┌─ RECORDED INFORMATION
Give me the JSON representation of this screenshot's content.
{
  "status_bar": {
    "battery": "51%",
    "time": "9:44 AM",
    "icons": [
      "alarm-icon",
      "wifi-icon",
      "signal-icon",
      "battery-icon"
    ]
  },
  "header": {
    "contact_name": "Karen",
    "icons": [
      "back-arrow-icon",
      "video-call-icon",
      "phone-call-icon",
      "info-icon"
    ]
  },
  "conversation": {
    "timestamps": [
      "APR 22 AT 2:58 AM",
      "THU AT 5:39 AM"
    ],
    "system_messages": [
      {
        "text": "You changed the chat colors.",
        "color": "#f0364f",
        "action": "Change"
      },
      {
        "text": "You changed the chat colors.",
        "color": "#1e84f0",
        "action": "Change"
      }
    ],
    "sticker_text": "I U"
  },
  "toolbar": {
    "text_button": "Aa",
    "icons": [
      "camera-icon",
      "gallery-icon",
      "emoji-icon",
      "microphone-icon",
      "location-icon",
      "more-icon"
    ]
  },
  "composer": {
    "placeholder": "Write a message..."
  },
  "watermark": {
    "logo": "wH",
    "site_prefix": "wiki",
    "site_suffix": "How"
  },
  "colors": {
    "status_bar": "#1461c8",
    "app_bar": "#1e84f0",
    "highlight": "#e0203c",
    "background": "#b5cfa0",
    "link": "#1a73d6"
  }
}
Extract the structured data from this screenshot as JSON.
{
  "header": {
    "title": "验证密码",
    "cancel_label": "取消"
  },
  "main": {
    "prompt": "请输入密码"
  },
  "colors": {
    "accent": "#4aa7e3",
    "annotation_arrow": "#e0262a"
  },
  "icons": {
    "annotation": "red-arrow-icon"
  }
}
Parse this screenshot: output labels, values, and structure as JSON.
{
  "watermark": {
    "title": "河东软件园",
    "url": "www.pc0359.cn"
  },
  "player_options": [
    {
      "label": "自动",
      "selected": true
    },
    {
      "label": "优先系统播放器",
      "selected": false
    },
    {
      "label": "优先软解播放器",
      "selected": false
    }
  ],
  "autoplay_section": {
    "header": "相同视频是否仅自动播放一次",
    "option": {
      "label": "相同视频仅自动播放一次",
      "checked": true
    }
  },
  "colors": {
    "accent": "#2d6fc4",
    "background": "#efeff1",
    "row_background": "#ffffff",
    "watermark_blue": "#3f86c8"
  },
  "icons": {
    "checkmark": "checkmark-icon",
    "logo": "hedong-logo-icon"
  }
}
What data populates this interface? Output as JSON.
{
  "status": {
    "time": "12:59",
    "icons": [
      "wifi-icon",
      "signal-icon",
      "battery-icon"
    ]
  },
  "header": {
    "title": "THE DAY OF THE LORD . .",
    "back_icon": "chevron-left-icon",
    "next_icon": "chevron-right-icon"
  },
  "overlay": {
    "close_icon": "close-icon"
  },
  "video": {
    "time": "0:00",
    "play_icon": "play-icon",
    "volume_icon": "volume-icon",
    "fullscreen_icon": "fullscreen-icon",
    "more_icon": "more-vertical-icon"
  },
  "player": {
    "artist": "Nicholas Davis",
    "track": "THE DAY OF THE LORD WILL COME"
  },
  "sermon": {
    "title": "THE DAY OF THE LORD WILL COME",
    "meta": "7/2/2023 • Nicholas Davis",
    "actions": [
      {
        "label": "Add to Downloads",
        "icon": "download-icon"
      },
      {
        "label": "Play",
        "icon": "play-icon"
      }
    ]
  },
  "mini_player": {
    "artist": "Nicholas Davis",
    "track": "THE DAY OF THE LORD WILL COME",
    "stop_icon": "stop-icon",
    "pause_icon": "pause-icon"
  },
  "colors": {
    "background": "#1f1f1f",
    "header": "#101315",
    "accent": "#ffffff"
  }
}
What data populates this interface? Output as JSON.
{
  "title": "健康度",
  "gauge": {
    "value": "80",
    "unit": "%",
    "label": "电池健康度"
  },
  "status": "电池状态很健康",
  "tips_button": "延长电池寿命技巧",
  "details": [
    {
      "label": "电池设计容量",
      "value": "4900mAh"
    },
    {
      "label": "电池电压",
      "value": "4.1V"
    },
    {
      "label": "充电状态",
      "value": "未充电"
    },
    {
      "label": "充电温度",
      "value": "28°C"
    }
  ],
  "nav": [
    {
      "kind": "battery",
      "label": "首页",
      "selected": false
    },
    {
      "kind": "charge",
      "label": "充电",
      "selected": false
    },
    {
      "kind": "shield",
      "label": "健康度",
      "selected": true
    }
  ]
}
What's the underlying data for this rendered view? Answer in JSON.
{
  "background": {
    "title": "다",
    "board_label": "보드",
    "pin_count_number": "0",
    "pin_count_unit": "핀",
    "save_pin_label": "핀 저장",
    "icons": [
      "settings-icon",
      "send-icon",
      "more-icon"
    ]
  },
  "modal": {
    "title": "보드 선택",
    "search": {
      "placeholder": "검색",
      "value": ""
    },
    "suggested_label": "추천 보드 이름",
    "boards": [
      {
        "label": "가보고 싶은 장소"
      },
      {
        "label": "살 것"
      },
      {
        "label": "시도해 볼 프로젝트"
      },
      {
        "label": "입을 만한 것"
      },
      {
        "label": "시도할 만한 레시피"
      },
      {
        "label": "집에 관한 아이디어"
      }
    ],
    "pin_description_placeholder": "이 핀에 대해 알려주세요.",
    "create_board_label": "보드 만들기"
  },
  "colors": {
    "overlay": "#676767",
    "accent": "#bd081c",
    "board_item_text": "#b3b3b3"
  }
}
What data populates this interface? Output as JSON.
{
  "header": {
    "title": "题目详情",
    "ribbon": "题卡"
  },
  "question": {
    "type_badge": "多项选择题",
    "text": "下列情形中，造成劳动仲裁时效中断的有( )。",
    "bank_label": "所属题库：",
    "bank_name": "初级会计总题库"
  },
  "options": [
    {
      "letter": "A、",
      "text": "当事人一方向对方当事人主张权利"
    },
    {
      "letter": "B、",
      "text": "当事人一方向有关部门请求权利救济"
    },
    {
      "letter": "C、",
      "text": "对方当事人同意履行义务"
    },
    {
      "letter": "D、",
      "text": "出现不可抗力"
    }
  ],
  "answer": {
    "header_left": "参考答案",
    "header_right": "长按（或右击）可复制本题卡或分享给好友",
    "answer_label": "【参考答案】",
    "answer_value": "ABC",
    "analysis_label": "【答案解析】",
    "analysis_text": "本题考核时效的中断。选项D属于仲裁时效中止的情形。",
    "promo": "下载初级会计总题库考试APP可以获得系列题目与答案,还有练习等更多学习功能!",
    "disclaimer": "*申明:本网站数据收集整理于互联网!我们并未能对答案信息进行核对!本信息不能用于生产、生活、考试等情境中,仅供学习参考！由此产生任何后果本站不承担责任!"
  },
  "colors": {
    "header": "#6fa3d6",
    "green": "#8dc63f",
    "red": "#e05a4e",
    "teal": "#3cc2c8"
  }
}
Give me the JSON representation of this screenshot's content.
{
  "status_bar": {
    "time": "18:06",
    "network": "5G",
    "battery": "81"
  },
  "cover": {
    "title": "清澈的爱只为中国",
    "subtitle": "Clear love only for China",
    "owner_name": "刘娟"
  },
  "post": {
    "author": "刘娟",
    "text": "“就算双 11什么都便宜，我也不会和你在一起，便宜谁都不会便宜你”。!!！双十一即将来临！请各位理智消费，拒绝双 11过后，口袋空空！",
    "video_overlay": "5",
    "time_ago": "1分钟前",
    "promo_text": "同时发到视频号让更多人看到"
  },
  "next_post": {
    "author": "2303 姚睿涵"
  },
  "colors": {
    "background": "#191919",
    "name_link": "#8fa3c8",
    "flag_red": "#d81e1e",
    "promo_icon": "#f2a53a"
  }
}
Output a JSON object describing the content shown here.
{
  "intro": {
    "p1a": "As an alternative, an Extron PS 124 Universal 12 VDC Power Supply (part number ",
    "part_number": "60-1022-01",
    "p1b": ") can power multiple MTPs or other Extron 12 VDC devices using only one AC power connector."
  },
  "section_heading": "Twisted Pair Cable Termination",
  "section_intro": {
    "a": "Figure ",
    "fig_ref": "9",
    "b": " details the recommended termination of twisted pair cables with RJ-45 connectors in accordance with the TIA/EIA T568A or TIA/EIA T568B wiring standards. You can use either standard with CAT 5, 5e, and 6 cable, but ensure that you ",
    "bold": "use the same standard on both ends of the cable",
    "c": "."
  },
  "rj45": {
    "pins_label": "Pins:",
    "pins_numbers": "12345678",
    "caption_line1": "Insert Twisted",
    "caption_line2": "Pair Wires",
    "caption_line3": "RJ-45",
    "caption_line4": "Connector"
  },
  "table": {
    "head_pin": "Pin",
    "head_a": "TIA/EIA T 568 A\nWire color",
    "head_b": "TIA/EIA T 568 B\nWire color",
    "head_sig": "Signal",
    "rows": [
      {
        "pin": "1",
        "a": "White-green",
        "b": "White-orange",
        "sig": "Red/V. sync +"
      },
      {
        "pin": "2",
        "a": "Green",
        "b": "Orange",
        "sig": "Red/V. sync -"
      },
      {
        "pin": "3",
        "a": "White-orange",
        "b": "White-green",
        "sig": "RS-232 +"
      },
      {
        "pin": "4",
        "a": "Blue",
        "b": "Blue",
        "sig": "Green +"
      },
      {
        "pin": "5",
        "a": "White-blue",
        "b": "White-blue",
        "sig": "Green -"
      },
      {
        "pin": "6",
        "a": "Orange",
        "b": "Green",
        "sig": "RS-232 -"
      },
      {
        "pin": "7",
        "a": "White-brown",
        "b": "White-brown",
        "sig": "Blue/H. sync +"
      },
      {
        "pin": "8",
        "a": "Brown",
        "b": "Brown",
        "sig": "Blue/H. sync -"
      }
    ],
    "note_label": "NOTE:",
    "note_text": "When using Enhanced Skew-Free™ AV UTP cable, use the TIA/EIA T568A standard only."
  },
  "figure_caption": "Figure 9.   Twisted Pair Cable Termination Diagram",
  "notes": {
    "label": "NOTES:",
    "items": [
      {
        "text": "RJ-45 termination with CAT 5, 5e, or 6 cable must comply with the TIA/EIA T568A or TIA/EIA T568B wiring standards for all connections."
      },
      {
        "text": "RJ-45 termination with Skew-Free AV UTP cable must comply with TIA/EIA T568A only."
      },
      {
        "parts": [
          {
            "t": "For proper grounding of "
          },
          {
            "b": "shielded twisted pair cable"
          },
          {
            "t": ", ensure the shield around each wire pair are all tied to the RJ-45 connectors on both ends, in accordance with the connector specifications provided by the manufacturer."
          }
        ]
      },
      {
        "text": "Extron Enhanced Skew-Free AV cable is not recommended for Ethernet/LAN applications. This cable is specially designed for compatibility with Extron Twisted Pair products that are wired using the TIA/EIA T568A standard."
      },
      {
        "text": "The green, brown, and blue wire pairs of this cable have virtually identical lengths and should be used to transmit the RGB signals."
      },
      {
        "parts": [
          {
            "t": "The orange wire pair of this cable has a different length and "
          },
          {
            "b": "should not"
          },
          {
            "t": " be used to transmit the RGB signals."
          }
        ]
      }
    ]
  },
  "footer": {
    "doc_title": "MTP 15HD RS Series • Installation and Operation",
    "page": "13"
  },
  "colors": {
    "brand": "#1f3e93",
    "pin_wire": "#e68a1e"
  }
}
└─
▶ [TASK OBJECTIVE] Return every line above in which the string "Skew" occurs.

▶ [COMPLETED EXERCISE]
    "note_text": "When using Enhanced Skew-Free™ AV UTP cable, use the TIA/EIA T568A standard only."
        "text": "RJ-45 termination with Skew-Free AV UTP cable must comply with TIA/EIA T568A only."
        "text": "Extron Enhanced Skew-Free AV cable is not recommended for Ethernet/LAN applications. This cable is specially designed for compatibility with Extron Twisted Pair products that are wired using the TIA/EIA T568A standard."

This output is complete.